Aim of the exercise
Set down every entry again word for word, please, but skip the pictures.

Dataset rows
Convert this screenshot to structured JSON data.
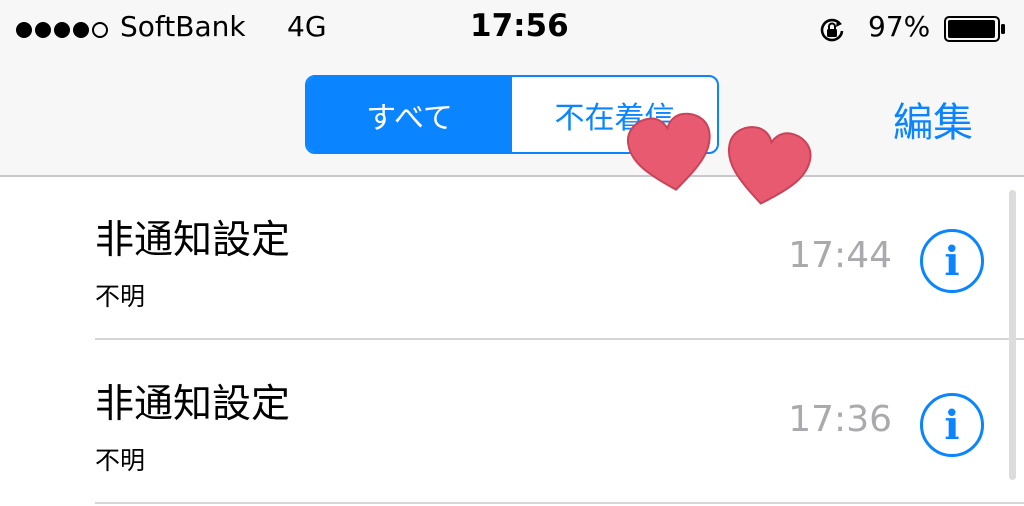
{
  "status_bar": {
    "carrier": "SoftBank",
    "network": "4G",
    "time": "17:56",
    "battery_percent": "97%",
    "signal_icon": "signal-dots-icon",
    "orientation_lock_icon": "orientation-lock-icon",
    "battery_icon": "battery-icon"
  },
  "nav": {
    "segments": [
      {
        "label": "すべて",
        "selected": true
      },
      {
        "label": "不在着信",
        "selected": false
      }
    ],
    "edit_label": "編集"
  },
  "calls": [
    {
      "name": "非通知設定",
      "type": "不明",
      "time": "17:44",
      "info_icon": "info-icon"
    },
    {
      "name": "非通知設定",
      "type": "不明",
      "time": "17:36",
      "info_icon": "info-icon"
    }
  ],
  "stickers": [
    "heart-sticker",
    "heart-sticker"
  ],
  "colors": {
    "accent": "#0a84ff",
    "heart": "#e85a70",
    "time_gray": "#a9a9ae"
  }
}
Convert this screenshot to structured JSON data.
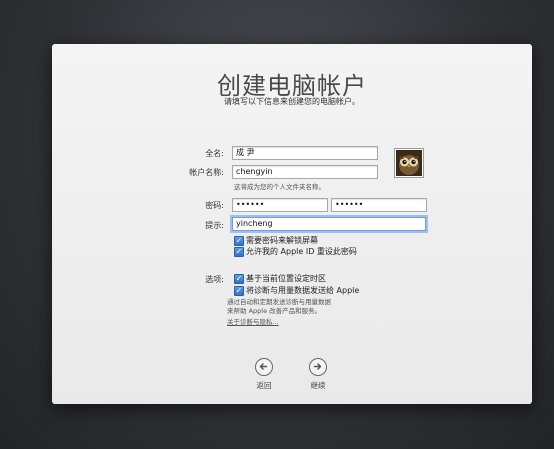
{
  "header": {
    "title": "创建电脑帐户",
    "subtitle": "请填写以下信息来创建您的电脑帐户。"
  },
  "form": {
    "full_name_label": "全名:",
    "full_name_value": "成 尹",
    "account_name_label": "帐户名称:",
    "account_name_value": "chengyin",
    "account_hint": "这将成为您的个人文件夹名称。",
    "password_label": "密码:",
    "password_value": "••••••",
    "verify_value": "••••••",
    "hint_label": "提示:",
    "hint_value": "yincheng",
    "require_password_label": "需要密码来解锁屏幕",
    "allow_appleid_label": "允许我的 Apple ID 重设此密码",
    "options_label": "选项:",
    "location_label": "基于当前位置设定时区",
    "diagnostics_label": "将诊断与用量数据发送给 Apple",
    "diagnostics_desc_1": "通过自动和定期发送诊断与用量数据",
    "diagnostics_desc_2": "来帮助 Apple 改善产品和服务。",
    "privacy_link": "关于诊断与隐私..."
  },
  "checkboxes": {
    "require_password": true,
    "allow_appleid": true,
    "location": true,
    "diagnostics": true
  },
  "avatar_icon": "owl-avatar-icon",
  "nav": {
    "back_label": "返回",
    "continue_label": "继续"
  }
}
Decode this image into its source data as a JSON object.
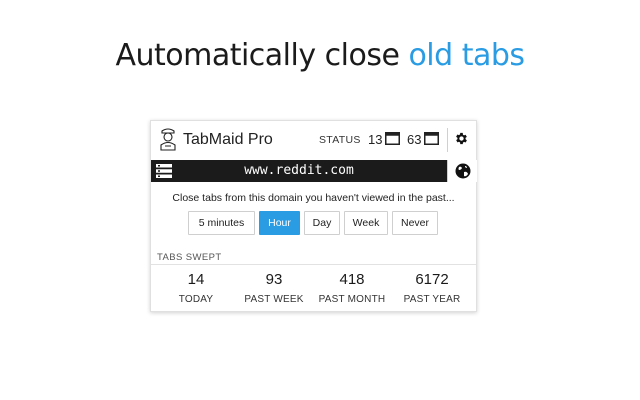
{
  "headline": {
    "prefix": "Automatically close ",
    "accent": "old tabs",
    "accent_color": "#2a9ce4"
  },
  "app": {
    "title": "TabMaid Pro",
    "logo_icon": "maid-icon"
  },
  "status": {
    "label": "STATUS",
    "count_a": "13",
    "count_b": "63",
    "window_icon": "window-icon",
    "settings_icon": "gear-icon"
  },
  "domain": {
    "text": "www.reddit.com",
    "menu_icon": "list-icon",
    "globe_icon": "globe-icon"
  },
  "prompt": "Close tabs from this domain you haven't viewed in the past...",
  "options": [
    {
      "label": "5 minutes",
      "active": false
    },
    {
      "label": "Hour",
      "active": true
    },
    {
      "label": "Day",
      "active": false
    },
    {
      "label": "Week",
      "active": false
    },
    {
      "label": "Never",
      "active": false
    }
  ],
  "swept": {
    "title": "TABS SWEPT",
    "stats": [
      {
        "value": "14",
        "label": "TODAY"
      },
      {
        "value": "93",
        "label": "PAST WEEK"
      },
      {
        "value": "418",
        "label": "PAST MONTH"
      },
      {
        "value": "6172",
        "label": "PAST YEAR"
      }
    ]
  }
}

The result
Convert this screenshot to structured JSON data.
{
  "status_bar": {
    "carrier": "SoftBank",
    "network": "4G",
    "time": "17:56",
    "battery_percent": "97%",
    "signal_icon": "signal-dots-icon",
    "orientation_lock_icon": "orientation-lock-icon",
    "battery_icon": "battery-icon"
  },
  "nav": {
    "segments": [
      {
        "label": "すべて",
        "selected": true
      },
      {
        "label": "不在着信",
        "selected": false
      }
    ],
    "edit_label": "編集"
  },
  "calls": [
    {
      "name": "非通知設定",
      "type": "不明",
      "time": "17:44",
      "info_icon": "info-icon"
    },
    {
      "name": "非通知設定",
      "type": "不明",
      "time": "17:36",
      "info_icon": "info-icon"
    }
  ],
  "stickers": [
    "heart-sticker",
    "heart-sticker"
  ],
  "colors": {
    "accent": "#0a84ff",
    "heart": "#e85a70",
    "time_gray": "#a9a9ae"
  }
}
Convert this screenshot to structured JSON data.
{
  "header": {
    "title": "创建电脑帐户",
    "subtitle": "请填写以下信息来创建您的电脑帐户。"
  },
  "form": {
    "full_name_label": "全名:",
    "full_name_value": "成 尹",
    "account_name_label": "帐户名称:",
    "account_name_value": "chengyin",
    "account_hint": "这将成为您的个人文件夹名称。",
    "password_label": "密码:",
    "password_value": "••••••",
    "verify_value": "••••••",
    "hint_label": "提示:",
    "hint_value": "yincheng",
    "require_password_label": "需要密码来解锁屏幕",
    "allow_appleid_label": "允许我的 Apple ID 重设此密码",
    "options_label": "选项:",
    "location_label": "基于当前位置设定时区",
    "diagnostics_label": "将诊断与用量数据发送给 Apple",
    "diagnostics_desc_1": "通过自动和定期发送诊断与用量数据",
    "diagnostics_desc_2": "来帮助 Apple 改善产品和服务。",
    "privacy_link": "关于诊断与隐私..."
  },
  "checkboxes": {
    "require_password": true,
    "allow_appleid": true,
    "location": true,
    "diagnostics": true
  },
  "avatar_icon": "owl-avatar-icon",
  "nav": {
    "back_label": "返回",
    "continue_label": "继续"
  }
}
Decode this image into its source data as a JSON object.
{
  "headline": {
    "prefix": "Automatically close ",
    "accent": "old tabs",
    "accent_color": "#2a9ce4"
  },
  "app": {
    "title": "TabMaid Pro",
    "logo_icon": "maid-icon"
  },
  "status": {
    "label": "STATUS",
    "count_a": "13",
    "count_b": "63",
    "window_icon": "window-icon",
    "settings_icon": "gear-icon"
  },
  "domain": {
    "text": "www.reddit.com",
    "menu_icon": "list-icon",
    "globe_icon": "globe-icon"
  },
  "prompt": "Close tabs from this domain you haven't viewed in the past...",
  "options": [
    {
      "label": "5 minutes",
      "active": false
    },
    {
      "label": "Hour",
      "active": true
    },
    {
      "label": "Day",
      "active": false
    },
    {
      "label": "Week",
      "active": false
    },
    {
      "label": "Never",
      "active": false
    }
  ],
  "swept": {
    "title": "TABS SWEPT",
    "stats": [
      {
        "value": "14",
        "label": "TODAY"
      },
      {
        "value": "93",
        "label": "PAST WEEK"
      },
      {
        "value": "418",
        "label": "PAST MONTH"
      },
      {
        "value": "6172",
        "label": "PAST YEAR"
      }
    ]
  }
}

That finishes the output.